Hey wise folks--- I'm wiring up an application pretty deeply with core.async for the first time ever, and I have a basic design question. If the data that will be passing through is small enough that memory usage isn't a concern, is there any real (performance etc.) reason not to have a buffer on a channel that is really big, like 1000, or even 10000? (My use case here is receiving a bunch of little drips and drabs in from different clients, possibly irregularly, i.e., a bunch of clients might send little drips all at once. Ultimately, it'll all get written to a database, so I'm trying to build in the capacity to hang on to many different inputs in a channel, and then if the database writes back up then they can just all be pulled out of the buffer when the volume slows down.)

noisesmith16:07:10

big buffers displace backpressure problems that are easier to solve at early stages rather than later

noisesmith16:07:44

with very large buffers, you can easily end up with code that works in all your test cases and your dev flow, but breaks in production

noisesmith16:07:08

with smaller buffers, any flow / pressure errors are exposed earlier in your dev cycle

gowder16:07:29

hmm. yeah, that's an excellent point. thanks.
▬▬▬▬▬▬▬▬▬▬
TO DO:
1. In the chat thread about core.async buffer sizes, list every message posted by noisesmith, in order.
2. Write the next few messages of the chat thread about core.async buffer sizes, picking up after gowder's last reply.

ENTRIES SHOWN:
▬▬▬▬▬▬▬▬▬▬
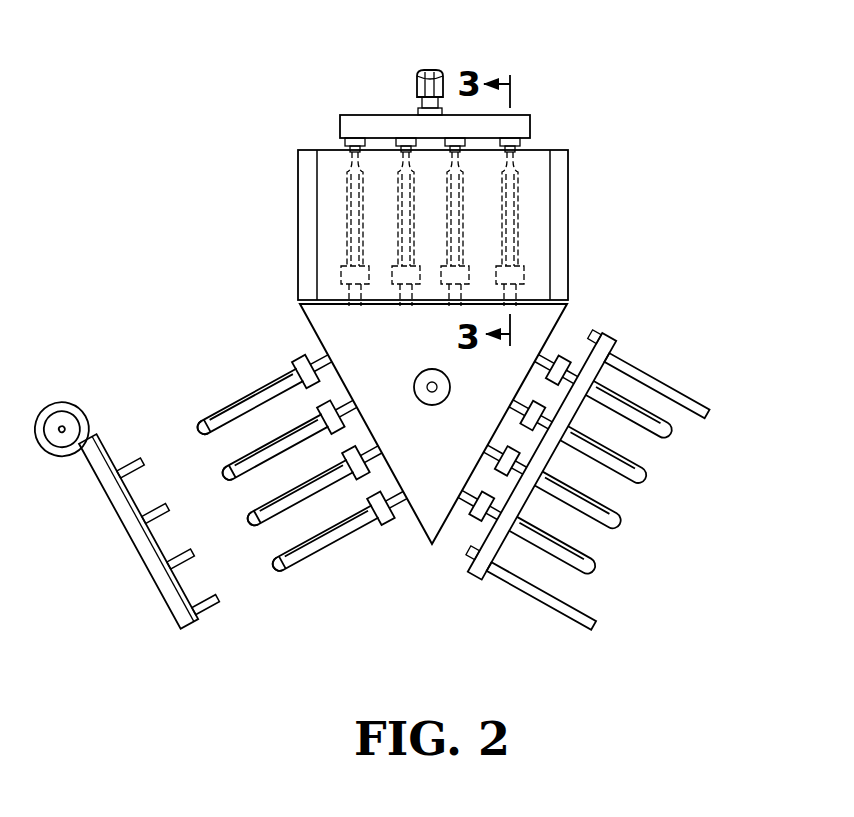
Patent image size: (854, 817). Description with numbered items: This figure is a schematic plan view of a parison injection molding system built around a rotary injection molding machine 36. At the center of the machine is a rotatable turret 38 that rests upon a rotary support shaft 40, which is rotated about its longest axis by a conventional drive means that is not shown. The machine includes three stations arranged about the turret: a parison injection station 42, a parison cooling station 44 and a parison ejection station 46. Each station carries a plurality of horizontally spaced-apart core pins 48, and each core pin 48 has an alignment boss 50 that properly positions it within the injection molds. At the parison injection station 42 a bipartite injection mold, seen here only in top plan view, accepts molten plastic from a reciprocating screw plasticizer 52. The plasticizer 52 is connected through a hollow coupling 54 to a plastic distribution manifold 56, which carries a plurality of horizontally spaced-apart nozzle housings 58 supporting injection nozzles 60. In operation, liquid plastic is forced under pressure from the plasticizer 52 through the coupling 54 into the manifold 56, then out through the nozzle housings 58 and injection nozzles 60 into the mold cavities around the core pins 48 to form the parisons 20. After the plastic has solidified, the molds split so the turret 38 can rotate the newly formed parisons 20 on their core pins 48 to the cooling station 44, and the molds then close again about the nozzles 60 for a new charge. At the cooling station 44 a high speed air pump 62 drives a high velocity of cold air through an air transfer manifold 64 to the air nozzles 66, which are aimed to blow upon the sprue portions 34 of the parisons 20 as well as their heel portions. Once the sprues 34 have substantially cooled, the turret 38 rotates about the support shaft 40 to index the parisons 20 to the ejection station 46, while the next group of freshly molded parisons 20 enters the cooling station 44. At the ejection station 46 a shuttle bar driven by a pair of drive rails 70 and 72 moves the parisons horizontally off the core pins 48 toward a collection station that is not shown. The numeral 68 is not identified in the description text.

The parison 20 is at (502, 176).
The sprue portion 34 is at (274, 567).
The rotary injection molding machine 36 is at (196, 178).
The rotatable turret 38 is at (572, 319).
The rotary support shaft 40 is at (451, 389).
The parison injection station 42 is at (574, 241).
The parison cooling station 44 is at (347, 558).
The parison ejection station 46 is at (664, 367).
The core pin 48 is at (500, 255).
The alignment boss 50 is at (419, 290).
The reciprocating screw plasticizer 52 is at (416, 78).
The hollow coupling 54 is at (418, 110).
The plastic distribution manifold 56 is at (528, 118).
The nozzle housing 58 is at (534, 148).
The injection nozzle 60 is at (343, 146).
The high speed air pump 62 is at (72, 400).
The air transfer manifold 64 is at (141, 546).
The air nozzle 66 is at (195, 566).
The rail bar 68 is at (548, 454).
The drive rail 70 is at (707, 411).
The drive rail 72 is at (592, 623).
▬▬▬▬▬▬▬▬▬▬
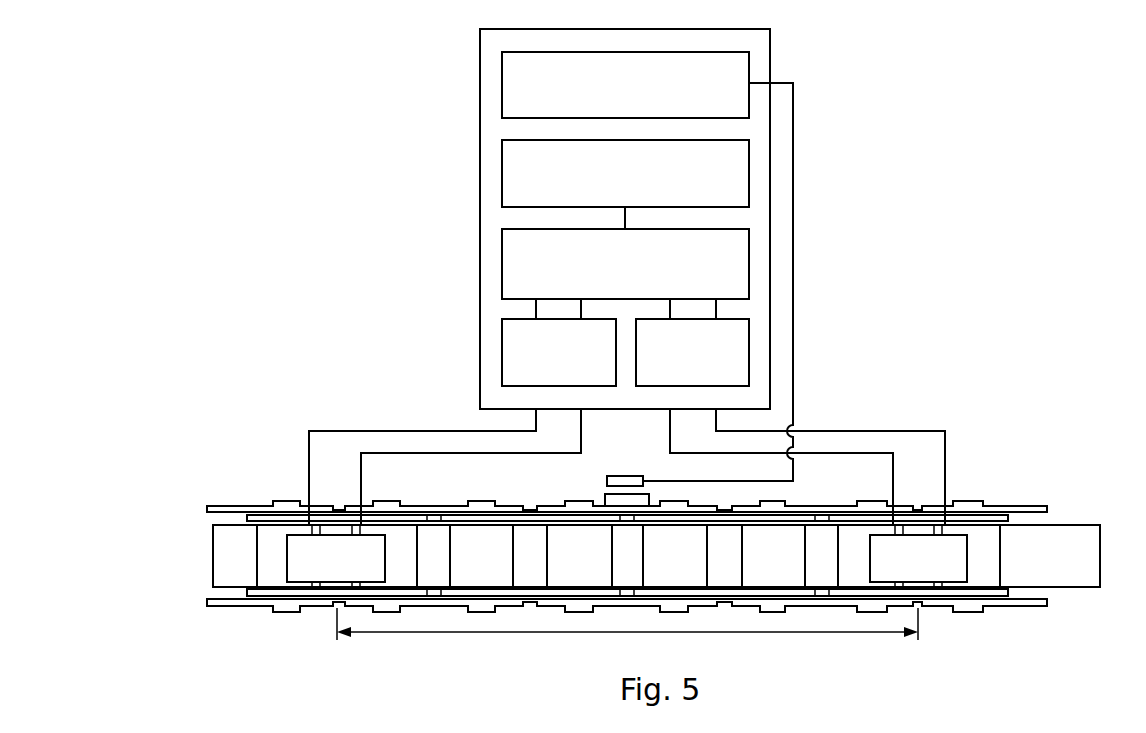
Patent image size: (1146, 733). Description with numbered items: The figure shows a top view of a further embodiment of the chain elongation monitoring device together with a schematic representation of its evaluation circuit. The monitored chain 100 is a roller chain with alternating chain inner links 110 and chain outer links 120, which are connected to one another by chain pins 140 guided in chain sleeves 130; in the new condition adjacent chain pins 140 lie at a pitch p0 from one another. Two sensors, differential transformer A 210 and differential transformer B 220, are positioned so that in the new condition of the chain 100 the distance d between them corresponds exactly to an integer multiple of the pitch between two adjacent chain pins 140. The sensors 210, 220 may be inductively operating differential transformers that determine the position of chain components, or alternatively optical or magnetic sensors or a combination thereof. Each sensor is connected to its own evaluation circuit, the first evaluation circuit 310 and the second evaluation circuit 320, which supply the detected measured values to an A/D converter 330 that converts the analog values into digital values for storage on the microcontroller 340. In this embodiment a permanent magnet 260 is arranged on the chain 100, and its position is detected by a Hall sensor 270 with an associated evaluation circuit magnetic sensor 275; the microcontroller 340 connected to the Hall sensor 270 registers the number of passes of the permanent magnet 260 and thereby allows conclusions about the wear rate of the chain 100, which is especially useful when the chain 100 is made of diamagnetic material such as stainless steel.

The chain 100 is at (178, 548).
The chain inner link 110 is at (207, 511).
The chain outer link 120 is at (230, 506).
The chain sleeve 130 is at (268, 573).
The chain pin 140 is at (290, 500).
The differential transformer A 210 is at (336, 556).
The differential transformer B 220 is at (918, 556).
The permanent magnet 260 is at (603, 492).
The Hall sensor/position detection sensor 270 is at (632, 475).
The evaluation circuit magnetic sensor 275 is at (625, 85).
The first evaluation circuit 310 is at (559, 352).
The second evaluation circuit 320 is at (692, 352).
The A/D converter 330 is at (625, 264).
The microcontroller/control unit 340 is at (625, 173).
▬▬▬▬▬▬▬▬▬▬
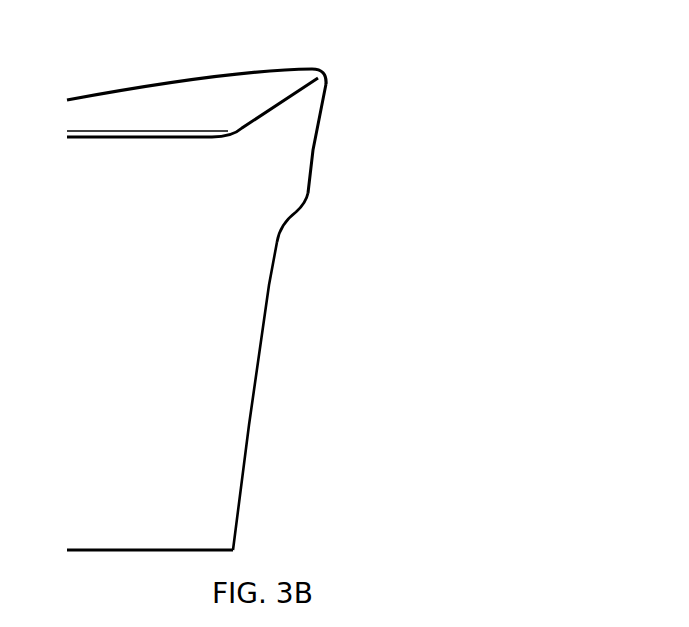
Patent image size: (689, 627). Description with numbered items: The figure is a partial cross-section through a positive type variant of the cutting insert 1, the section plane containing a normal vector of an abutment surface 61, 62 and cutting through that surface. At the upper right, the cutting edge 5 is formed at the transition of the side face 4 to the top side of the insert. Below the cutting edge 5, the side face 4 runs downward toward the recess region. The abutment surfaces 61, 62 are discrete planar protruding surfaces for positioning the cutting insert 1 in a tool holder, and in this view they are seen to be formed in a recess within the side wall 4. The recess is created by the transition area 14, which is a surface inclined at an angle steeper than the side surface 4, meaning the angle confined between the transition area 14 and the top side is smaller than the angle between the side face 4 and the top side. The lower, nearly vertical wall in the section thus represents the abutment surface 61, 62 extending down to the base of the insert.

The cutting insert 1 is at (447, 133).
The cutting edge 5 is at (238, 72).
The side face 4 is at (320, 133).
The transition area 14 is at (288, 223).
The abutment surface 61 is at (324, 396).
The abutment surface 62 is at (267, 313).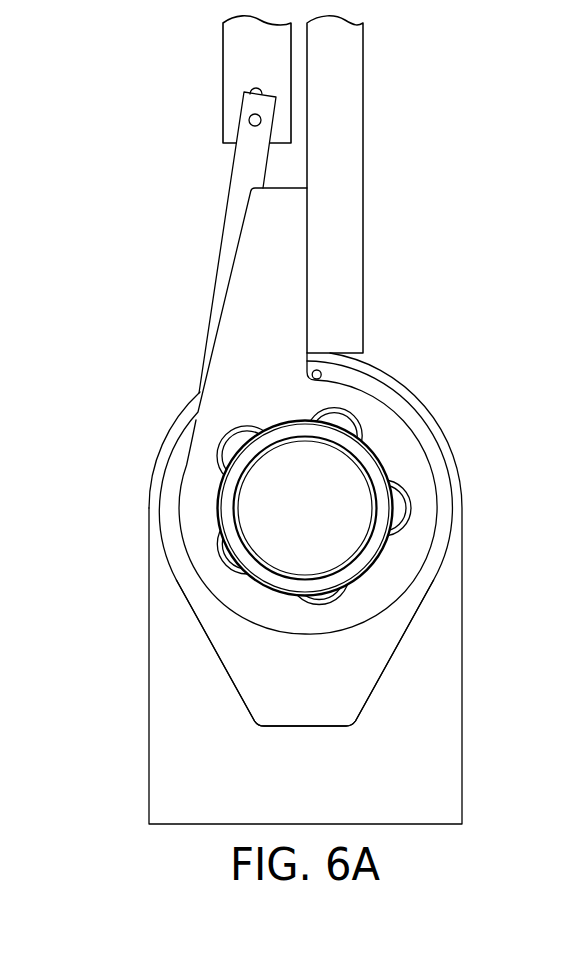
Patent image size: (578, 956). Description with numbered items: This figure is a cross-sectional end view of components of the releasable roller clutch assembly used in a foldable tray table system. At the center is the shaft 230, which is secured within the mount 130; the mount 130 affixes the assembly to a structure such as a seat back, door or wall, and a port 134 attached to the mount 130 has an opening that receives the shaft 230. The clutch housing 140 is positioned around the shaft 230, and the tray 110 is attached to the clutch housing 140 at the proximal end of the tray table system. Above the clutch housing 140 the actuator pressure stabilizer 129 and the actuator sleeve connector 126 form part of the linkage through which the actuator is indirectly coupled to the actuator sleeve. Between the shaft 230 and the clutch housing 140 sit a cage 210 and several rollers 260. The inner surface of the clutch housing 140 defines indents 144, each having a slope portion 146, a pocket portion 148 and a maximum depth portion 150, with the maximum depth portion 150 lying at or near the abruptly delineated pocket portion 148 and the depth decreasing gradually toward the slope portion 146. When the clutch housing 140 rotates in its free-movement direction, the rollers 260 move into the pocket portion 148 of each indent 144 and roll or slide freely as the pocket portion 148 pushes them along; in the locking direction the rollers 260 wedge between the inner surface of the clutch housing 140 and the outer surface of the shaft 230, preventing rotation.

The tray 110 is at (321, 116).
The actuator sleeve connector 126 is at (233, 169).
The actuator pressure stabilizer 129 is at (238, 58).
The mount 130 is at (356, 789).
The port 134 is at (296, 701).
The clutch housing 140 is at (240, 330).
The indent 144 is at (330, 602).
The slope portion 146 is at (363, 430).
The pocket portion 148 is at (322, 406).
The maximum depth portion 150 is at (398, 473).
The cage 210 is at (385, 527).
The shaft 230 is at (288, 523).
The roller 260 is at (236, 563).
▬▬▬▬▬▬▬▬▬▬
WRITTEN RESPONSES:
1.
1. big buffers displace backpressure problems that are easier to solve at early stages rather than later
2. with very large buffers, you can easily end up with code that works in all your test cases and your dev flow, but breaks in production
3. with smaller buffers, any flow / pressure errors are exposed earlier in your dev cycle

2.
noisesmith16:07:37

For things that absolutely need buffering > 3 or so, I'd make the buffer size a parameter, start with a small default, and leave room for a prod environment to override via the environment, ideally

noisesmith16:07:29

producers that go thousands of items ahead of consumers can have weird and hard to debug butterfly effects, in my experience

gowder16:07:17

makes sense. maybe I can look into making the clients do a little more work in controlling the volume

gowder16:07:24

much thanks

noisesmith16:07:28

yeah - a good pattern is to let a client pass a channel in

noisesmith16:07:41

that way they can decide on things like buffering / dropping / etc. to meet their needs

noisesmith16:07:04

it also means you get transducer support inside your code for free - the client can just pass in a channel with a transducer on it

gowder16:07:26

oh, that's really interesting!

tbaldridge21:07:08

As a counterpoint though, don't make the buffers too small, as that can cause CPU cores to stall while they wait for a spot in a channel

tbaldridge21:07:35

NUM_CPUS * 2 is probably a good starting size for buffers, when you don't have anything better.

tbaldridge21:07:51

channels without buffers really hinder performance.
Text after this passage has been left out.